> [Set exercise] Restate the full set of records exactly, word for word.

> [Material to process]
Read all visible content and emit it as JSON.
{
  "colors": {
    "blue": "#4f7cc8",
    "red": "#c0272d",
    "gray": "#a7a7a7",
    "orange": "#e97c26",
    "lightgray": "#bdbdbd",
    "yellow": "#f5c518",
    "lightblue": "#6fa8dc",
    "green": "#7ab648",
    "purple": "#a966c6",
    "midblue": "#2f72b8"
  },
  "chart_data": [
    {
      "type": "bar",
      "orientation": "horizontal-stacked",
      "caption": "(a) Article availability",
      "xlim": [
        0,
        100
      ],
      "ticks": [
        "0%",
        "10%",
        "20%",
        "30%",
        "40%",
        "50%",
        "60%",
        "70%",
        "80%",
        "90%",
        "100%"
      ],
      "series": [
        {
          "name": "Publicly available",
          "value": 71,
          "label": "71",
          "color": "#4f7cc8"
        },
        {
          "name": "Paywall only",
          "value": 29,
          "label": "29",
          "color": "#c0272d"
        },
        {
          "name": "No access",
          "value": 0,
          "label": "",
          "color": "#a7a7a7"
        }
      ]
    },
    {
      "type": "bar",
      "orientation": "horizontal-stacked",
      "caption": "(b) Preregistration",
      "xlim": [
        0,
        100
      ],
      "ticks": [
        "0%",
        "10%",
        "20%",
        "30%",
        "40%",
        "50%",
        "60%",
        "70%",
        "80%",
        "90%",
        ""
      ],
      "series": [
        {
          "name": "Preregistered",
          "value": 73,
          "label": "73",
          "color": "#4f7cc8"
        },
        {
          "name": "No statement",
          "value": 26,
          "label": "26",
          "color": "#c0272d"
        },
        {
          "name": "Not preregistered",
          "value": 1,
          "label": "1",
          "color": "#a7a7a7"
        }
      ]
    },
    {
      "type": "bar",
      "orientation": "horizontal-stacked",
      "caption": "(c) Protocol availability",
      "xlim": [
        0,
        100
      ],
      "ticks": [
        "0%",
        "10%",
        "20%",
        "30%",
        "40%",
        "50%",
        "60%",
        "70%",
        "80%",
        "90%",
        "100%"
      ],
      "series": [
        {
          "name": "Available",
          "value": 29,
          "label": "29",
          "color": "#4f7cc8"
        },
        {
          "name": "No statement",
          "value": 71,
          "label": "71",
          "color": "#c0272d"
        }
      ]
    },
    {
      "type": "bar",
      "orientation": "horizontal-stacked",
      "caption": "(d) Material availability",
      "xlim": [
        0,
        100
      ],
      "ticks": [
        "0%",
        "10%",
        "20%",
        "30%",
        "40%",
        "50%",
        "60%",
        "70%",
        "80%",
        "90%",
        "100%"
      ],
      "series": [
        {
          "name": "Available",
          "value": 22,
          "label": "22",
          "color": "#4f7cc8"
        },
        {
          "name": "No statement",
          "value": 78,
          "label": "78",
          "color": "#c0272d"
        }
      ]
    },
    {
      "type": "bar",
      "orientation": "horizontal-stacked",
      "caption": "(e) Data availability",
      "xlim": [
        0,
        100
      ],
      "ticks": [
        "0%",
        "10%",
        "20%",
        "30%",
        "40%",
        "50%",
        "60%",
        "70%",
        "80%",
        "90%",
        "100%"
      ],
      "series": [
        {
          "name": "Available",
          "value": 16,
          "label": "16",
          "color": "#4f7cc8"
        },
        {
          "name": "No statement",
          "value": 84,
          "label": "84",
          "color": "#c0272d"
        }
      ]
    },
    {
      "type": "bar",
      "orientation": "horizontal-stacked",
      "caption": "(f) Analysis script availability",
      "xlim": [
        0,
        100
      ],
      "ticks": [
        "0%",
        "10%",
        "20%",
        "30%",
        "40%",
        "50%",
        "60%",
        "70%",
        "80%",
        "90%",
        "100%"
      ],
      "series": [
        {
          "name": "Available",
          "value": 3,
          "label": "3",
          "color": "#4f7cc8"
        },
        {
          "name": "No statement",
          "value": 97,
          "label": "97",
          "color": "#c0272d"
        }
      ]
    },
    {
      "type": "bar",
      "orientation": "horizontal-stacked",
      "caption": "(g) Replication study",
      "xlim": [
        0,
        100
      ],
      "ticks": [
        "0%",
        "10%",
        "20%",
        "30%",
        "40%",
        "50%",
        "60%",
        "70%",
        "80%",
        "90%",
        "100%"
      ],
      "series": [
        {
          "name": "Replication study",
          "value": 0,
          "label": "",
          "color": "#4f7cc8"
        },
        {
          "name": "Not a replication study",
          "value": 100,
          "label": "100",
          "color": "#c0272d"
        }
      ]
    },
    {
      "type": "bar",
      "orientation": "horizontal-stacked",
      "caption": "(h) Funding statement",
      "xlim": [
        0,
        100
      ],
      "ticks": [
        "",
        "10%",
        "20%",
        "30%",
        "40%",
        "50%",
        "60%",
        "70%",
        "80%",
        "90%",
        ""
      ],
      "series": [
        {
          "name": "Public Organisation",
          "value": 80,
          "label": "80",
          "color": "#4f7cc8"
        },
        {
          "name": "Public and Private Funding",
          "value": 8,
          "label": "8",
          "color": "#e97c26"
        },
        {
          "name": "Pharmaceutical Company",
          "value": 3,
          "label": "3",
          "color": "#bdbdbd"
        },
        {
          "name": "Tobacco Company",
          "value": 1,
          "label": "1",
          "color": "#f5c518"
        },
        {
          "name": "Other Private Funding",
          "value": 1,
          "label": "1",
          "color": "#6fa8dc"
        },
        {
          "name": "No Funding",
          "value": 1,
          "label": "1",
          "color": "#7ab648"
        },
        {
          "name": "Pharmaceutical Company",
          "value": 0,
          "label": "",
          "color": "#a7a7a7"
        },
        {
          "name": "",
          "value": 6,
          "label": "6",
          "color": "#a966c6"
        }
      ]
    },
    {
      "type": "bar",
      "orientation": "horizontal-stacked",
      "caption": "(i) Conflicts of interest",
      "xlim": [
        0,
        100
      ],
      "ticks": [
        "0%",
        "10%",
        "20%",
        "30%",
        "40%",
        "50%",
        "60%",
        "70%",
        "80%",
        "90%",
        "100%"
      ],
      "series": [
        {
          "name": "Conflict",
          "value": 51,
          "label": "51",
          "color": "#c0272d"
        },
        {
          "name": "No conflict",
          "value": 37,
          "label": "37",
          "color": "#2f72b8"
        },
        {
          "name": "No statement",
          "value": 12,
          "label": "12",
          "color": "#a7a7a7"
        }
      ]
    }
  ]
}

> [The solution]
Read all visible content and emit it as JSON.
{
  "colors": {
    "blue": "#4f7cc8",
    "red": "#c0272d",
    "gray": "#a7a7a7",
    "orange": "#e97c26",
    "lightgray": "#bdbdbd",
    "yellow": "#f5c518",
    "lightblue": "#6fa8dc",
    "green": "#7ab648",
    "purple": "#a966c6",
    "midblue": "#2f72b8"
  },
  "chart_data": [
    {
      "type": "bar",
      "orientation": "horizontal-stacked",
      "caption": "(a) Article availability",
      "xlim": [
        0,
        100
      ],
      "ticks": [
        "0%",
        "10%",
        "20%",
        "30%",
        "40%",
        "50%",
        "60%",
        "70%",
        "80%",
        "90%",
        "100%"
      ],
      "series": [
        {
          "name": "Publicly available",
          "value": 71,
          "label": "71",
          "color": "#4f7cc8"
        },
        {
          "name": "Paywall only",
          "value": 29,
          "label": "29",
          "color": "#c0272d"
        },
        {
          "name": "No access",
          "value": 0,
          "label": "",
          "color": "#a7a7a7"
        }
      ]
    },
    {
      "type": "bar",
      "orientation": "horizontal-stacked",
      "caption": "(b) Preregistration",
      "xlim": [
        0,
        100
      ],
      "ticks": [
        "0%",
        "10%",
        "20%",
        "30%",
        "40%",
        "50%",
        "60%",
        "70%",
        "80%",
        "90%",
        ""
      ],
      "series": [
        {
          "name": "Preregistered",
          "value": 73,
          "label": "73",
          "color": "#4f7cc8"
        },
        {
          "name": "No statement",
          "value": 26,
          "label": "26",
          "color": "#c0272d"
        },
        {
          "name": "Not preregistered",
          "value": 1,
          "label": "1",
          "color": "#a7a7a7"
        }
      ]
    },
    {
      "type": "bar",
      "orientation": "horizontal-stacked",
      "caption": "(c) Protocol availability",
      "xlim": [
        0,
        100
      ],
      "ticks": [
        "0%",
        "10%",
        "20%",
        "30%",
        "40%",
        "50%",
        "60%",
        "70%",
        "80%",
        "90%",
        "100%"
      ],
      "series": [
        {
          "name": "Available",
          "value": 29,
          "label": "29",
          "color": "#4f7cc8"
        },
        {
          "name": "No statement",
          "value": 71,
          "label": "71",
          "color": "#c0272d"
        }
      ]
    },
    {
      "type": "bar",
      "orientation": "horizontal-stacked",
      "caption": "(d) Material availability",
      "xlim": [
        0,
        100
      ],
      "ticks": [
        "0%",
        "10%",
        "20%",
        "30%",
        "40%",
        "50%",
        "60%",
        "70%",
        "80%",
        "90%",
        "100%"
      ],
      "series": [
        {
          "name": "Available",
          "value": 22,
          "label": "22",
          "color": "#4f7cc8"
        },
        {
          "name": "No statement",
          "value": 78,
          "label": "78",
          "color": "#c0272d"
        }
      ]
    },
    {
      "type": "bar",
      "orientation": "horizontal-stacked",
      "caption": "(e) Data availability",
      "xlim": [
        0,
        100
      ],
      "ticks": [
        "0%",
        "10%",
        "20%",
        "30%",
        "40%",
        "50%",
        "60%",
        "70%",
        "80%",
        "90%",
        "100%"
      ],
      "series": [
        {
          "name": "Available",
          "value": 16,
          "label": "16",
          "color": "#4f7cc8"
        },
        {
          "name": "No statement",
          "value": 84,
          "label": "84",
          "color": "#c0272d"
        }
      ]
    },
    {
      "type": "bar",
      "orientation": "horizontal-stacked",
      "caption": "(f) Analysis script availability",
      "xlim": [
        0,
        100
      ],
      "ticks": [
        "0%",
        "10%",
        "20%",
        "30%",
        "40%",
        "50%",
        "60%",
        "70%",
        "80%",
        "90%",
        "100%"
      ],
      "series": [
        {
          "name": "Available",
          "value": 3,
          "label": "3",
          "color": "#4f7cc8"
        },
        {
          "name": "No statement",
          "value": 97,
          "label": "97",
          "color": "#c0272d"
        }
      ]
    },
    {
      "type": "bar",
      "orientation": "horizontal-stacked",
      "caption": "(g) Replication study",
      "xlim": [
        0,
        100
      ],
      "ticks": [
        "0%",
        "10%",
        "20%",
        "30%",
        "40%",
        "50%",
        "60%",
        "70%",
        "80%",
        "90%",
        "100%"
      ],
      "series": [
        {
          "name": "Replication study",
          "value": 0,
          "label": "",
          "color": "#4f7cc8"
        },
        {
          "name": "Not a replication study",
          "value": 100,
          "label": "100",
          "color": "#c0272d"
        }
      ]
    },
    {
      "type": "bar",
      "orientation": "horizontal-stacked",
      "caption": "(h) Funding statement",
      "xlim": [
        0,
        100
      ],
      "ticks": [
        "",
        "10%",
        "20%",
        "30%",
        "40%",
        "50%",
        "60%",
        "70%",
        "80%",
        "90%",
        ""
      ],
      "series": [
        {
          "name": "Public Organisation",
          "value": 80,
          "label": "80",
          "color": "#4f7cc8"
        },
        {
          "name": "Public and Private Funding",
          "value": 8,
          "label": "8",
          "color": "#e97c26"
        },
        {
          "name": "Pharmaceutical Company",
          "value": 3,
          "label": "3",
          "color": "#bdbdbd"
        },
        {
          "name": "Tobacco Company",
          "value": 1,
          "label": "1",
          "color": "#f5c518"
        },
        {
          "name": "Other Private Funding",
          "value": 1,
          "label": "1",
          "color": "#6fa8dc"
        },
        {
          "name": "No Funding",
          "value": 1,
          "label": "1",
          "color": "#7ab648"
        },
        {
          "name": "Pharmaceutical Company",
          "value": 0,
          "label": "",
          "color": "#a7a7a7"
        },
        {
          "name": "",
          "value": 6,
          "label": "6",
          "color": "#a966c6"
        }
      ]
    },
    {
      "type": "bar",
      "orientation": "horizontal-stacked",
      "caption": "(i) Conflicts of interest",
      "xlim": [
        0,
        100
      ],
      "ticks": [
        "0%",
        "10%",
        "20%",
        "30%",
        "40%",
        "50%",
        "60%",
        "70%",
        "80%",
        "90%",
        "100%"
      ],
      "series": [
        {
          "name": "Conflict",
          "value": 51,
          "label": "51",
          "color": "#c0272d"
        },
        {
          "name": "No conflict",
          "value": 37,
          "label": "37",
          "color": "#2f72b8"
        },
        {
          "name": "No statement",
          "value": 12,
          "label": "12",
          "color": "#a7a7a7"
        }
      ]
    }
  ]
}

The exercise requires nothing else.